The US soon broke its promise.  Hungary, Poland, the Czech Republic, and the three Baltic States poured into NATO.  Several former Soviet Republics, while not NATO members, cooperate with NATO.  Now Putin sees NATO about to swallow Ukraine.  Of course, he’s worried.

Unsurprisingly, the US has rejected the Russian leader’s requests (always styled as “demands” in US media).  Putin’s reasonable concerns for his country’s security from invasion (recall 1812 and 1941) are dismissed as outlandish demands which Putin is making only so that they will be rejected and he will have an excuse to invade Ukraine with the 130,000 troops he has massed on the Russia-Ukraine border.

A Finlandized Ukraine

Following its defeat in World War Two, in which Finland had fought alongside Nazi Germany, Finland preserved its independence by establishing a modus vivendi with Russia.  Finland would be democratically self-governing while shunning alliances with the West.  Thus, the term “Finlandization” was born.

Finland’s “enforced neutrality,” as Helena Cobban wrote on the blog of the Quincy Institute for Responsible Statecraft, “allowed Finland to escape the decades of outright Soviet domination that plagued its Baltic neighbors in Latvia, Lithuania, and Estonia for as long as the Cold War lasted” while allowing Finland to maintain a high standard of living.  Not a bad bargain.

- [Box coordinate listings]

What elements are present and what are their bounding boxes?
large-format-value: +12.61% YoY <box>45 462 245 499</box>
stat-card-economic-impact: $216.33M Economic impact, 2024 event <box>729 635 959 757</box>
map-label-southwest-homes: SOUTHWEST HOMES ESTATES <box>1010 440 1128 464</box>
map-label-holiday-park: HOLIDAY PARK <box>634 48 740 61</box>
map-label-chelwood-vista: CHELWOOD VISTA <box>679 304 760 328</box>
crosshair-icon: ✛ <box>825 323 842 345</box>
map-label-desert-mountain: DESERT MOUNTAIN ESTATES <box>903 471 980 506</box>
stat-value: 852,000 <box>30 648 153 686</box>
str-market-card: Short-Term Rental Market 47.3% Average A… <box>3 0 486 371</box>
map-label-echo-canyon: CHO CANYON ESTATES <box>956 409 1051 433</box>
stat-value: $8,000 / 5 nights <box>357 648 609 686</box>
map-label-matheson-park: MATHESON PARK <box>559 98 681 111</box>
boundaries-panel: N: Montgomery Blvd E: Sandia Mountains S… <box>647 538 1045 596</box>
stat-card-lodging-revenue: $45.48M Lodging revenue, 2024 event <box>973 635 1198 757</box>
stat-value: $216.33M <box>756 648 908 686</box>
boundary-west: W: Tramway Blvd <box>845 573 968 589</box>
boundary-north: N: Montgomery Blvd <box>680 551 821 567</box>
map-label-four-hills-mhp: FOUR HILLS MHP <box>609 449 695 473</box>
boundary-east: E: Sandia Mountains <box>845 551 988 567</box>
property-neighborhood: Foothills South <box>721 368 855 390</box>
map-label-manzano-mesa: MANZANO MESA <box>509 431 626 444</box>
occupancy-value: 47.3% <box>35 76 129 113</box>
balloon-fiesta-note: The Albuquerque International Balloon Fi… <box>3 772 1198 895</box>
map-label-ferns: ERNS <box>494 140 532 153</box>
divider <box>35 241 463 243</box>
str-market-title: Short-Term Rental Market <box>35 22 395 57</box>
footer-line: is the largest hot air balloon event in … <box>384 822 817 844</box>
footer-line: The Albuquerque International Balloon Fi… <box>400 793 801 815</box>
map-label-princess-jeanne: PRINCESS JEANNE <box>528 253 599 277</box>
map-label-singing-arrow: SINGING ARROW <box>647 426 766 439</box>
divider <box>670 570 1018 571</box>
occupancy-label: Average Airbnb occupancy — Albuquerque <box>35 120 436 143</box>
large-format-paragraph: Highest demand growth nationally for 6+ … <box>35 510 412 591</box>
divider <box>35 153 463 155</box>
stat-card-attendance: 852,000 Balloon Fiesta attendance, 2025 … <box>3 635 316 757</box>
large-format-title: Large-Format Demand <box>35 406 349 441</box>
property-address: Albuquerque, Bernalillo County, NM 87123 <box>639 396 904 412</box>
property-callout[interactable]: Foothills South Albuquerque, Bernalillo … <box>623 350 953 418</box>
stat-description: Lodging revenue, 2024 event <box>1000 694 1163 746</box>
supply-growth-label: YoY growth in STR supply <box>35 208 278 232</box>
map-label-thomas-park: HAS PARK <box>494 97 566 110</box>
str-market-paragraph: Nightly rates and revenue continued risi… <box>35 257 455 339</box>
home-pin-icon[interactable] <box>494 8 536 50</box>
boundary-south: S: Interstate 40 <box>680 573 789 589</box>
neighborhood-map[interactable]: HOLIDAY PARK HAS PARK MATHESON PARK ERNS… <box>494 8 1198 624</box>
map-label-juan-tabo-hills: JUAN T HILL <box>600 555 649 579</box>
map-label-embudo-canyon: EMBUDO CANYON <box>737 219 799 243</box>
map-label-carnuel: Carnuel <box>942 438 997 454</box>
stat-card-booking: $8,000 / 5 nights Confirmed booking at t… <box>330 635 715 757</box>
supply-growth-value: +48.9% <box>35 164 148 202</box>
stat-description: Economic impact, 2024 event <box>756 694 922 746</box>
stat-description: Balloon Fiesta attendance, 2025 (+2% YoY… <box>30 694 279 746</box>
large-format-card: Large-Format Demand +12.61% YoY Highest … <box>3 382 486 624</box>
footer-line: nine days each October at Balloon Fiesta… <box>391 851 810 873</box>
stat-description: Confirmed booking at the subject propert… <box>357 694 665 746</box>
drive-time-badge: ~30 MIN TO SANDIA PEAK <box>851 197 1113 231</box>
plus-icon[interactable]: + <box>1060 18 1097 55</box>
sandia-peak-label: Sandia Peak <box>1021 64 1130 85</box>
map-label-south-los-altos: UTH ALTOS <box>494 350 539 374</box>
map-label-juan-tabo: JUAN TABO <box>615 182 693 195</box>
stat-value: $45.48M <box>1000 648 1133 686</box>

- [Stated problem A]
Answer these questions from the passage on NATO and Finlandization:
(i) How many troops does the passage say Putin has massed on the Russia-Ukraine border?
(ii) Alongside which country had Finland fought in World War Two?
(iii) On whose blog did Helena Cobban write about Finland's "enforced neutrality"?
- [Stated problem B] In the box coordinate listings, take the section that opens with the first line of the records and closes with the line containing "footer-line: The Albuquerque", and swap "stat-value" for "stat-figure". Leave everything else unchanged.

- [Right answer A]
(i) 130,000
(ii) Nazi Germany
(iii) The Quincy Institute for Responsible Statecraft

- [Right answer B]
What elements are present and what are their bounding boxes?
large-format-value: +12.61% YoY <box>45 462 245 499</box>
stat-card-economic-impact: $216.33M Economic impact, 2024 event <box>729 635 959 757</box>
map-label-southwest-homes: SOUTHWEST HOMES ESTATES <box>1010 440 1128 464</box>
map-label-holiday-park: HOLIDAY PARK <box>634 48 740 61</box>
map-label-chelwood-vista: CHELWOOD VISTA <box>679 304 760 328</box>
crosshair-icon: ✛ <box>825 323 842 345</box>
map-label-desert-mountain: DESERT MOUNTAIN ESTATES <box>903 471 980 506</box>
stat-figure: 852,000 <box>30 648 153 686</box>
str-market-card: Short-Term Rental Market 47.3% Average A… <box>3 0 486 371</box>
map-label-echo-canyon: CHO CANYON ESTATES <box>956 409 1051 433</box>
stat-figure: $8,000 / 5 nights <box>357 648 609 686</box>
map-label-matheson-park: MATHESON PARK <box>559 98 681 111</box>
boundaries-panel: N: Montgomery Blvd E: Sandia Mountains S… <box>647 538 1045 596</box>
stat-card-lodging-revenue: $45.48M Lodging revenue, 2024 event <box>973 635 1198 757</box>
stat-figure: $216.33M <box>756 648 908 686</box>
boundary-west: W: Tramway Blvd <box>845 573 968 589</box>
boundary-north: N: Montgomery Blvd <box>680 551 821 567</box>
map-label-four-hills-mhp: FOUR HILLS MHP <box>609 449 695 473</box>
boundary-east: E: Sandia Mountains <box>845 551 988 567</box>
property-neighborhood: Foothills South <box>721 368 855 390</box>
map-label-manzano-mesa: MANZANO MESA <box>509 431 626 444</box>
occupancy-value: 47.3% <box>35 76 129 113</box>
balloon-fiesta-note: The Albuquerque International Balloon Fi… <box>3 772 1198 895</box>
map-label-ferns: ERNS <box>494 140 532 153</box>
divider <box>35 241 463 243</box>
str-market-title: Short-Term Rental Market <box>35 22 395 57</box>
footer-line: is the largest hot air balloon event in … <box>384 822 817 844</box>
footer-line: The Albuquerque International Balloon Fi… <box>400 793 801 815</box>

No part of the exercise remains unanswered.